## What is expected:
Restate the listing below word for word, omitting any images.

## Input for this task:
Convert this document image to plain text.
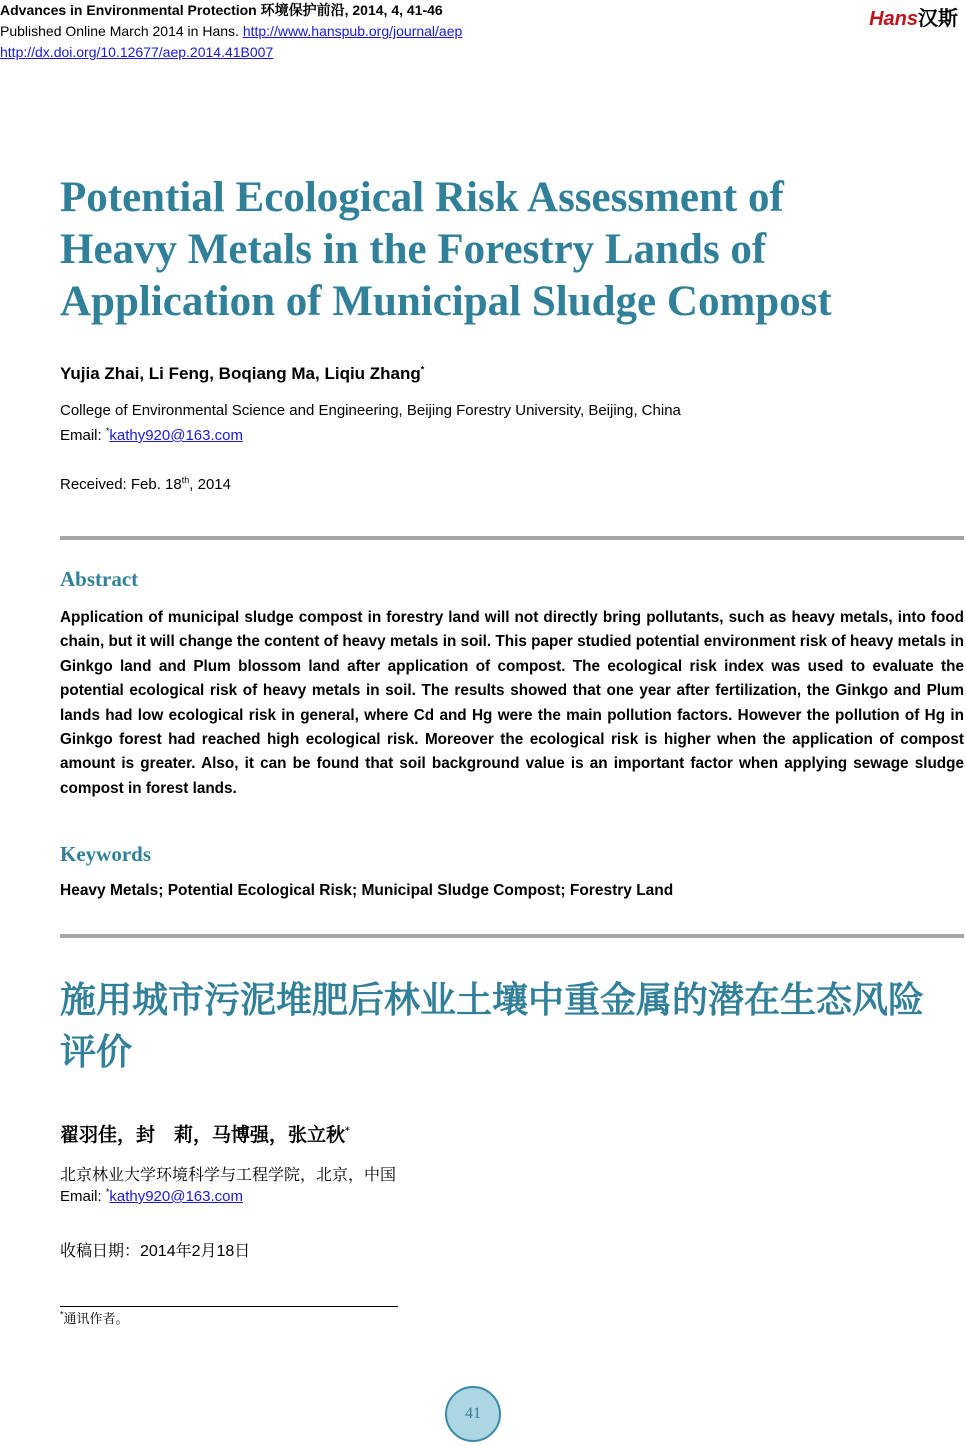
Advances in Environmental Protection 环境保护前沿, 2014, 4, 41-46
Published Online March 2014 in Hans. http://www.hanspub.org/journal/aep
http://dx.doi.org/10.12677/aep.2014.41B007
Hans汉斯
Potential Ecological Risk Assessment of
Heavy Metals in the Forestry Lands of
Application of Municipal Sludge Compost
Yujia Zhai, Li Feng, Boqiang Ma, Liqiu Zhang*
College of Environmental Science and Engineering, Beijing Forestry University, Beijing, China
Email: *kathy920@163.com
Received: Feb. 18th, 2014
Abstract
Application of municipal sludge compost in forestry land will not directly bring pollutants, such as heavy metals, into food chain, but it will change the content of heavy metals in soil. This paper studied potential environment risk of heavy metals in Ginkgo land and Plum blossom land after application of compost. The ecological risk index was used to evaluate the potential ecological risk of heavy metals in soil. The results showed that one year after fertilization, the Ginkgo and Plum lands had low ecological risk in general, where Cd and Hg were the main pollution factors. However the pollution of Hg in Ginkgo forest had reached high ecological risk. Moreover the ecological risk is higher when the application of compost amount is greater. Also, it can be found that soil background value is an important factor when applying sewage sludge compost in forest lands.
Keywords
Heavy Metals; Potential Ecological Risk; Municipal Sludge Compost; Forestry Land
施用城市污泥堆肥后林业土壤中重金属的潜在生态风险评价
翟羽佳，封　莉，马博强，张立秋*
北京林业大学环境科学与工程学院，北京，中国
Email: *kathy920@163.com
收稿日期：2014年2月18日
*通讯作者。
41
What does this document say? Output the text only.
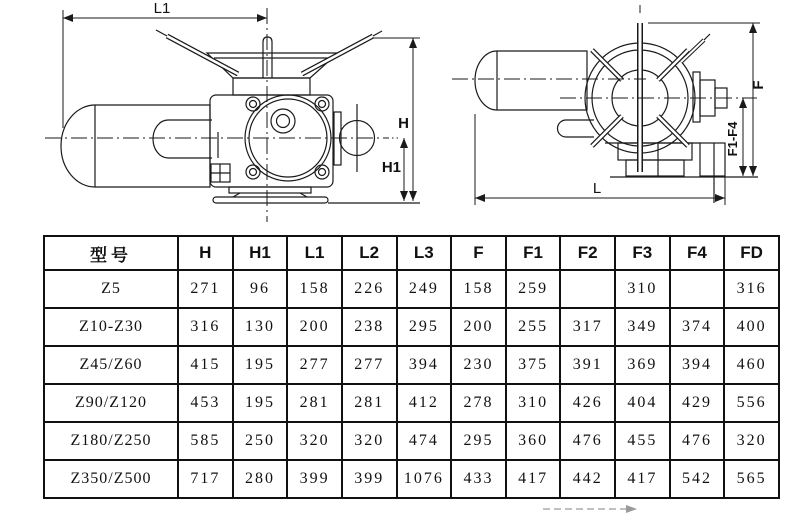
L1
H
H1
F
F1-F4
L
型号	H	H1	L1	L2	L3	F	F1	F2	F3	F4	FD
Z5	271	96	158	226	249	158	259		310		316
Z10-Z30	316	130	200	238	295	200	255	317	349	374	400
Z45/Z60	415	195	277	277	394	230	375	391	369	394	460
Z90/Z120	453	195	281	281	412	278	310	426	404	429	556
Z180/Z250	585	250	320	320	474	295	360	476	455	476	320
Z350/Z500	717	280	399	399	1076	433	417	442	417	542	565
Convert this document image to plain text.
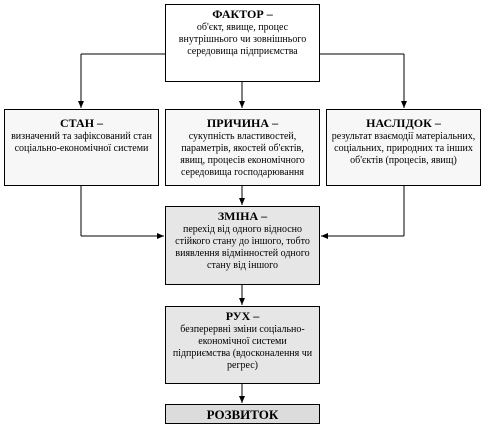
ФАКТОР –
об'єкт, явище, процес внутрішнього чи зовнішнього середовища підприємства
СТАН –
визначений та зафіксований стан соціально-економічної системи
ПРИЧИНА –
сукупність властивостей, параметрів, якостей об'єктів, явищ, процесів економічного середовища господарювання
НАСЛІДОК –
результат взаємодії матеріальних, соціальних, природних та інших об'єктів (процесів, явищ)
ЗМІНА –
перехід від одного відносно стійкого стану до іншого, тобто виявлення відмінностей одного стану від іншого
РУХ –
безперервні зміни соціально-економічної системи підприємства (вдосконалення чи регрес)
РОЗВИТОК
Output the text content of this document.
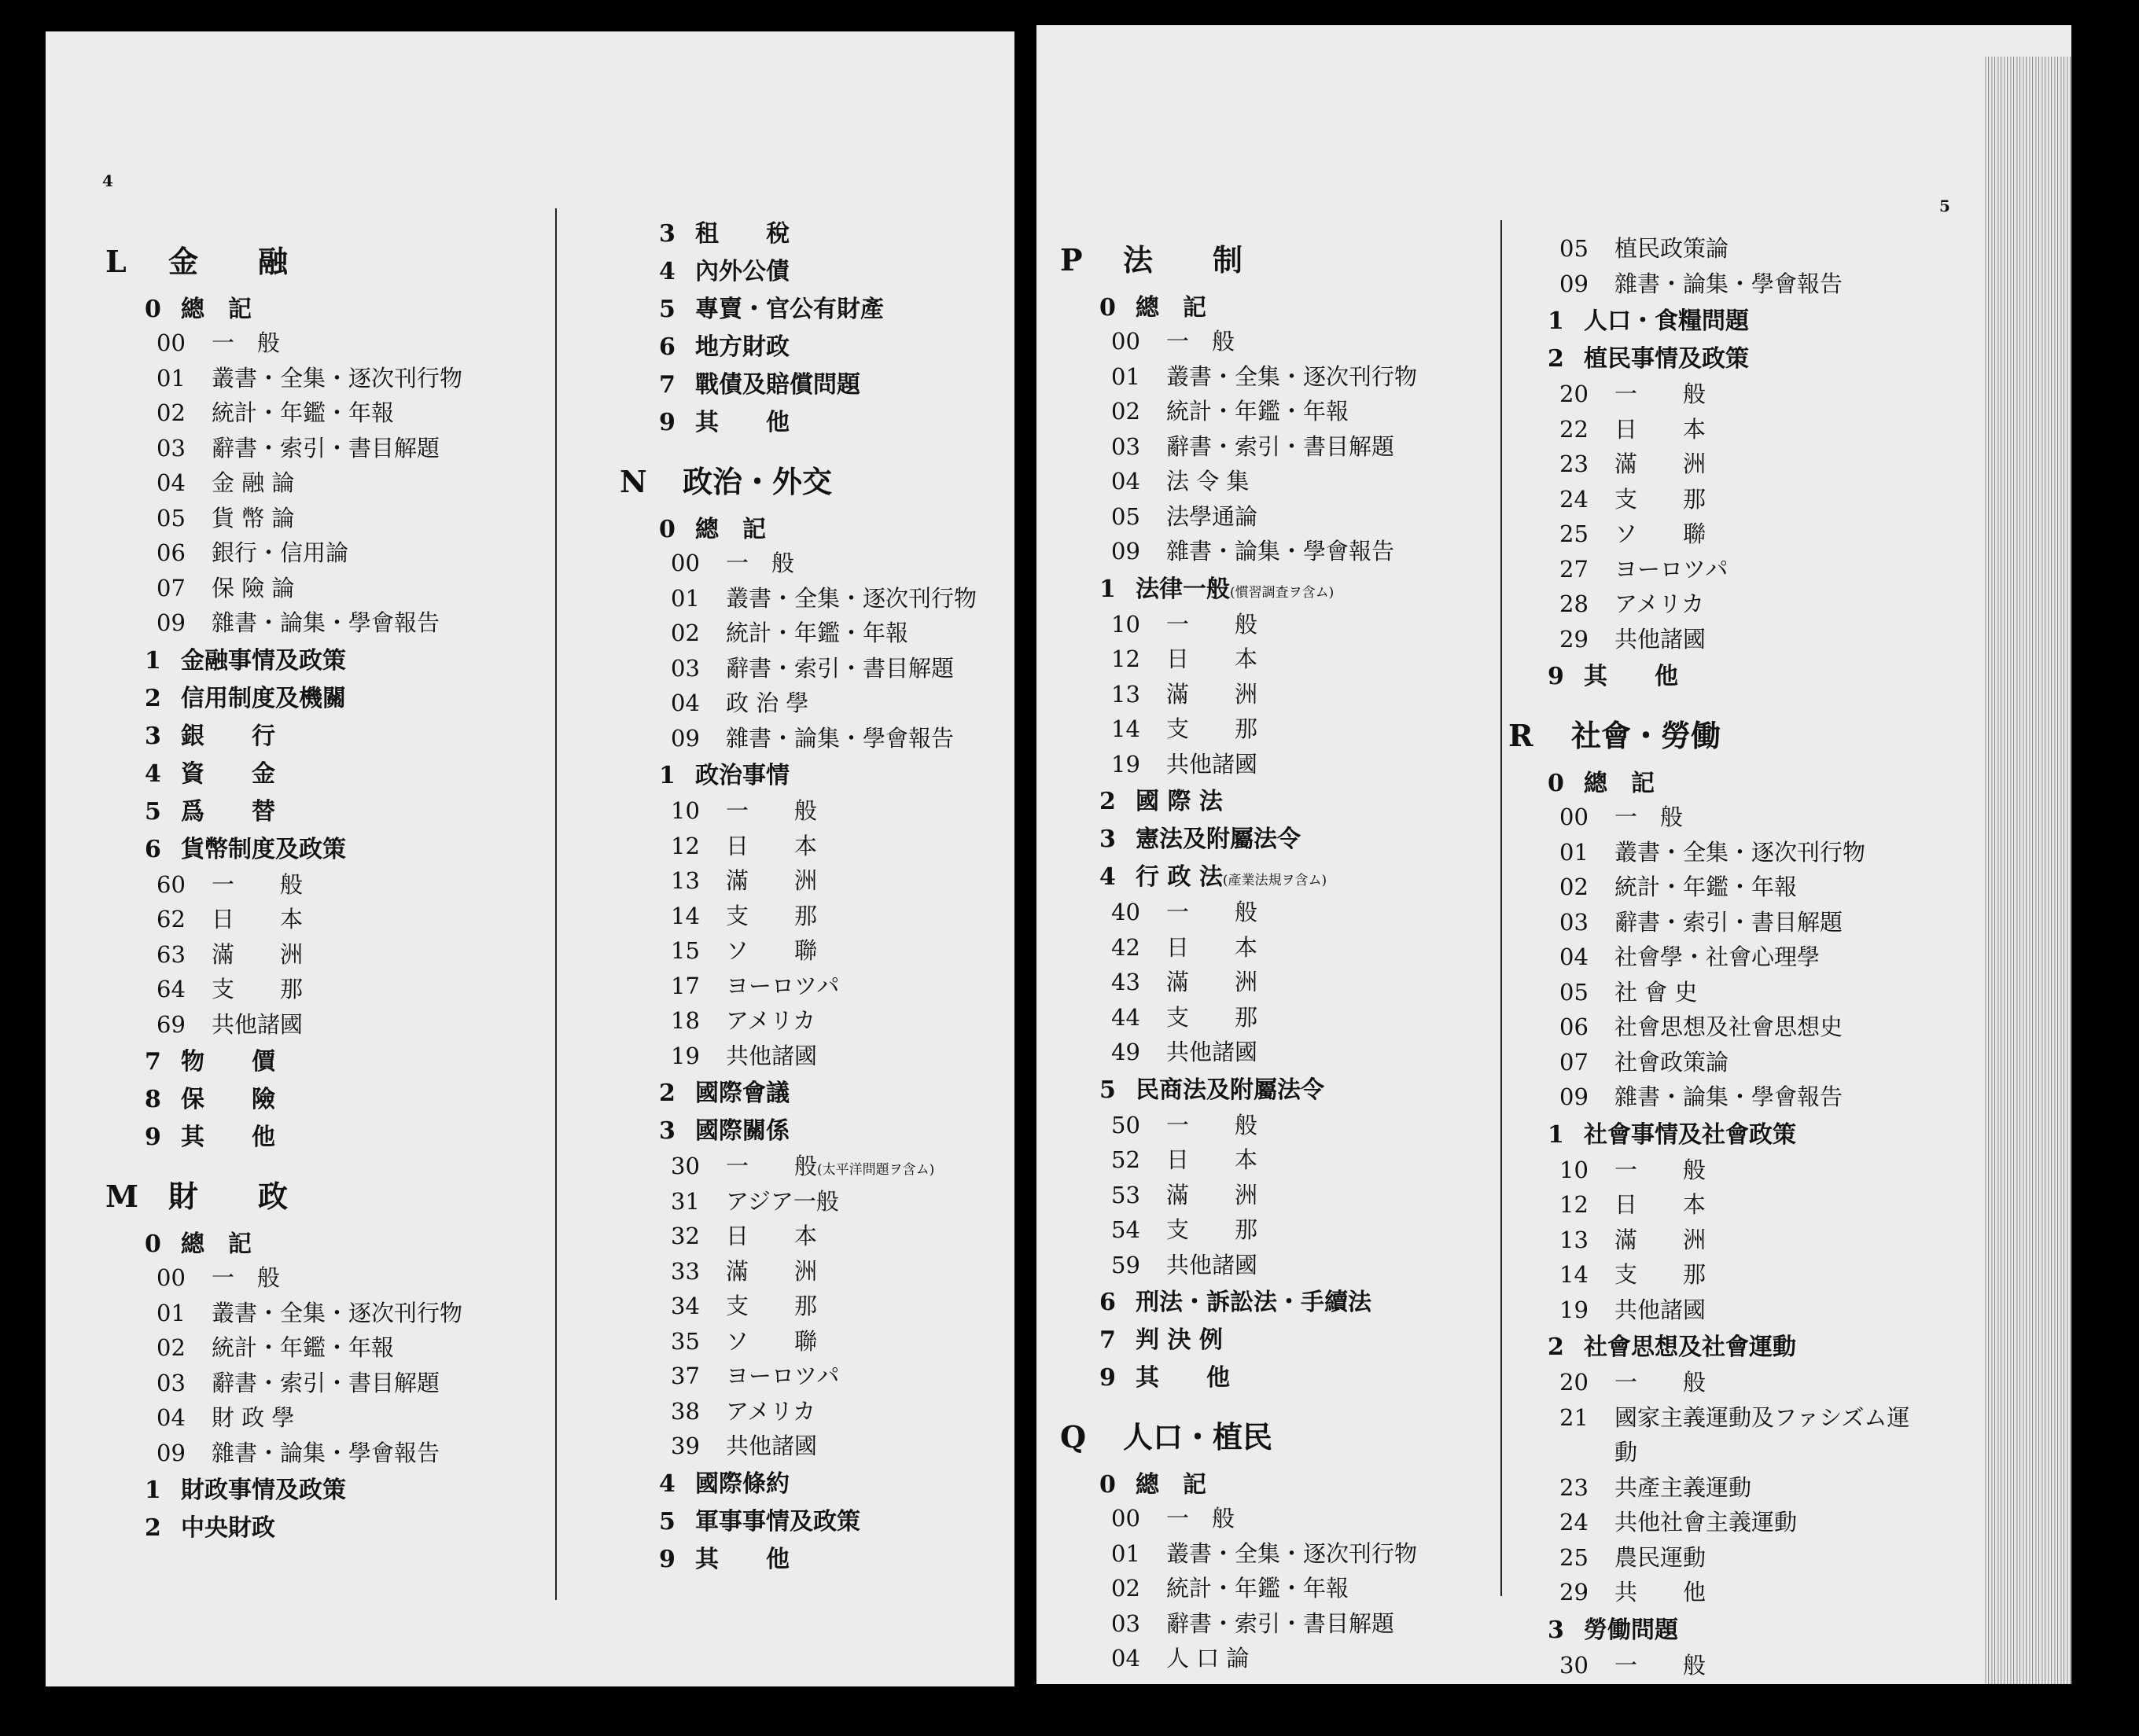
4
L	金　　融
0 總　記
00	一　般
01	叢書・全集・逐次刊行物
02	統計・年鑑・年報
03	辭書・索引・書目解題
04	金 融 論
05	貨 幣 論
06	銀行・信用論
07	保 險 論
09	雜書・論集・學會報告
1 金融事情及政策
2 信用制度及機關
3 銀　　行
4 資　　金
5 爲　　替
6 貨幣制度及政策
60	一　　般
62	日　　本
63	滿　　洲
64	支　　那
69	共他諸國
7 物　　價
8 保　　險
9 其　　他
M 財　　政
0 總　記
00	一　般
01	叢書・全集・逐次刊行物
02	統計・年鑑・年報
03	辭書・索引・書目解題
04	財 政 學
09	雜書・論集・學會報告
1 財政事情及政策
2 中央財政
3 租　　稅
4 內外公債
5 專賣・官公有財產
6 地方財政
7 戰債及賠償問題
9 其　　他
N	政治・外交
0 總　記
00	一　般
01	叢書・全集・逐次刊行物
02	統計・年鑑・年報
03	辭書・索引・書目解題
04	政 治 學
09	雜書・論集・學會報告
1 政治事情
10	一　　般
12	日　　本
13	滿　　洲
14	支　　那
15	ソ　　聯
17	ヨーロツパ
18	アメリカ
19	共他諸國
2 國際會議
3 國際關係
30	一　　般 (太平洋問題ヲ含ム)
31	アジア一般
32	日　　本
33	滿　　洲
34	支　　那
35	ソ　　聯
37	ヨーロツパ
38	アメリカ
39	共他諸國
4 國際條約
5 軍事事情及政策
9 其　　他
5
P	法　　制
0 總　記
00	一　般
01	叢書・全集・逐次刊行物
02	統計・年鑑・年報
03	辭書・索引・書目解題
04	法 令 集
05	法學通論
09	雜書・論集・學會報告
1 法律一般 (慣習調査ヲ含ム)
10	一　　般
12	日　　本
13	滿　　洲
14	支　　那
19	共他諸國
2 國 際 法
3 憲法及附屬法令
4 行 政 法 (產業法規ヲ含ム)
40	一　　般
42	日　　本
43	滿　　洲
44	支　　那
49	共他諸國
5 民商法及附屬法令
50	一　　般
52	日　　本
53	滿　　洲
54	支　　那
59	共他諸國
6 刑法・訴訟法・手續法
7 判 決 例
9 其　　他
Q	人口・植民
0 總　記
00	一　般
01	叢書・全集・逐次刊行物
02	統計・年鑑・年報
03	辭書・索引・書目解題
04	人 口 論
05	植民政策論
09	雜書・論集・學會報告
1 人口・食糧問題
2 植民事情及政策
20	一　　般
22	日　　本
23	滿　　洲
24	支　　那
25	ソ　　聯
27	ヨーロツパ
28	アメリカ
29	共他諸國
9 其　　他
R	社會・勞働
0 總　記
00	一　般
01	叢書・全集・逐次刊行物
02	統計・年鑑・年報
03	辭書・索引・書目解題
04	社會學・社會心理學
05	社 會 史
06	社會思想及社會思想史
07	社會政策論
09	雜書・論集・學會報告
1 社會事情及社會政策
10	一　　般
12	日　　本
13	滿　　洲
14	支　　那
19	共他諸國
2 社會思想及社會運動
20	一　　般
21	國家主義運動及ファシズム運
動
23	共產主義運動
24	共他社會主義運動
25	農民運動
29	共　　他
3 勞働問題
30	一　　般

## Answer in full:
Convert this document image to plain text.
Advances in Environmental Protection 环境保护前沿, 2014, 4, 41-46
Published Online March 2014 in Hans. http://www.hanspub.org/journal/aep
http://dx.doi.org/10.12677/aep.2014.41B007
Hans汉斯
Potential Ecological Risk Assessment of
Heavy Metals in the Forestry Lands of
Application of Municipal Sludge Compost
Yujia Zhai, Li Feng, Boqiang Ma, Liqiu Zhang*
College of Environmental Science and Engineering, Beijing Forestry University, Beijing, China
Email: *kathy920@163.com
Received: Feb. 18th, 2014
Abstract
Application of municipal sludge compost in forestry land will not directly bring pollutants, such as heavy metals, into food chain, but it will change the content of heavy metals in soil. This paper studied potential environment risk of heavy metals in Ginkgo land and Plum blossom land after application of compost. The ecological risk index was used to evaluate the potential ecological risk of heavy metals in soil. The results showed that one year after fertilization, the Ginkgo and Plum lands had low ecological risk in general, where Cd and Hg were the main pollution factors. However the pollution of Hg in Ginkgo forest had reached high ecological risk. Moreover the ecological risk is higher when the application of compost amount is greater. Also, it can be found that soil background value is an important factor when applying sewage sludge compost in forest lands.
Keywords
Heavy Metals; Potential Ecological Risk; Municipal Sludge Compost; Forestry Land
施用城市污泥堆肥后林业土壤中重金属的潜在生态风险评价
翟羽佳，封　莉，马博强，张立秋*
北京林业大学环境科学与工程学院，北京，中国
Email: *kathy920@163.com
收稿日期：2014年2月18日
*通讯作者。
41
What does this document say? Output the text only.
L1
H
H1
F
F1-F4
L
型号	H	H1	L1	L2	L3	F	F1	F2	F3	F4	FD
Z5	271	96	158	226	249	158	259		310		316
Z10-Z30	316	130	200	238	295	200	255	317	349	374	400
Z45/Z60	415	195	277	277	394	230	375	391	369	394	460
Z90/Z120	453	195	281	281	412	278	310	426	404	429	556
Z180/Z250	585	250	320	320	474	295	360	476	455	476	320
Z350/Z500	717	280	399	399	1076	433	417	442	417	542	565
Convert this document image to plain text.
ФАКТОР –
об'єкт, явище, процес внутрішнього чи зовнішнього середовища підприємства
СТАН –
визначений та зафіксований стан соціально-економічної системи
ПРИЧИНА –
сукупність властивостей, параметрів, якостей об'єктів, явищ, процесів економічного середовища господарювання
НАСЛІДОК –
результат взаємодії матеріальних, соціальних, природних та інших об'єктів (процесів, явищ)
ЗМІНА –
перехід від одного відносно стійкого стану до іншого, тобто виявлення відмінностей одного стану від іншого
РУХ –
безперервні зміни соціально-економічної системи підприємства (вдосконалення чи регрес)
РОЗВИТОК
Output the text content of this document.
4
L	金　　融
0 總　記
00	一　般
01	叢書・全集・逐次刊行物
02	統計・年鑑・年報
03	辭書・索引・書目解題
04	金 融 論
05	貨 幣 論
06	銀行・信用論
07	保 險 論
09	雜書・論集・學會報告
1 金融事情及政策
2 信用制度及機關
3 銀　　行
4 資　　金
5 爲　　替
6 貨幣制度及政策
60	一　　般
62	日　　本
63	滿　　洲
64	支　　那
69	共他諸國
7 物　　價
8 保　　險
9 其　　他
M 財　　政
0 總　記
00	一　般
01	叢書・全集・逐次刊行物
02	統計・年鑑・年報
03	辭書・索引・書目解題
04	財 政 學
09	雜書・論集・學會報告
1 財政事情及政策
2 中央財政
3 租　　稅
4 內外公債
5 專賣・官公有財產
6 地方財政
7 戰債及賠償問題
9 其　　他
N	政治・外交
0 總　記
00	一　般
01	叢書・全集・逐次刊行物
02	統計・年鑑・年報
03	辭書・索引・書目解題
04	政 治 學
09	雜書・論集・學會報告
1 政治事情
10	一　　般
12	日　　本
13	滿　　洲
14	支　　那
15	ソ　　聯
17	ヨーロツパ
18	アメリカ
19	共他諸國
2 國際會議
3 國際關係
30	一　　般 (太平洋問題ヲ含ム)
31	アジア一般
32	日　　本
33	滿　　洲
34	支　　那
35	ソ　　聯
37	ヨーロツパ
38	アメリカ
39	共他諸國
4 國際條約
5 軍事事情及政策
9 其　　他
5
P	法　　制
0 總　記
00	一　般
01	叢書・全集・逐次刊行物
02	統計・年鑑・年報
03	辭書・索引・書目解題
04	法 令 集
05	法學通論
09	雜書・論集・學會報告
1 法律一般 (慣習調査ヲ含ム)
10	一　　般
12	日　　本
13	滿　　洲
14	支　　那
19	共他諸國
2 國 際 法
3 憲法及附屬法令
4 行 政 法 (產業法規ヲ含ム)
40	一　　般
42	日　　本
43	滿　　洲
44	支　　那
49	共他諸國
5 民商法及附屬法令
50	一　　般
52	日　　本
53	滿　　洲
54	支　　那
59	共他諸國
6 刑法・訴訟法・手續法
7 判 決 例
9 其　　他
Q	人口・植民
0 總　記
00	一　般
01	叢書・全集・逐次刊行物
02	統計・年鑑・年報
03	辭書・索引・書目解題
04	人 口 論
05	植民政策論
09	雜書・論集・學會報告
1 人口・食糧問題
2 植民事情及政策
20	一　　般
22	日　　本
23	滿　　洲
24	支　　那
25	ソ　　聯
27	ヨーロツパ
28	アメリカ
29	共他諸國
9 其　　他
R	社會・勞働
0 總　記
00	一　般
01	叢書・全集・逐次刊行物
02	統計・年鑑・年報
03	辭書・索引・書目解題
04	社會學・社會心理學
05	社 會 史
06	社會思想及社會思想史
07	社會政策論
09	雜書・論集・學會報告
1 社會事情及社會政策
10	一　　般
12	日　　本
13	滿　　洲
14	支　　那
19	共他諸國
2 社會思想及社會運動
20	一　　般
21	國家主義運動及ファシズム運
動
23	共產主義運動
24	共他社會主義運動
25	農民運動
29	共　　他
3 勞働問題
30	一　　般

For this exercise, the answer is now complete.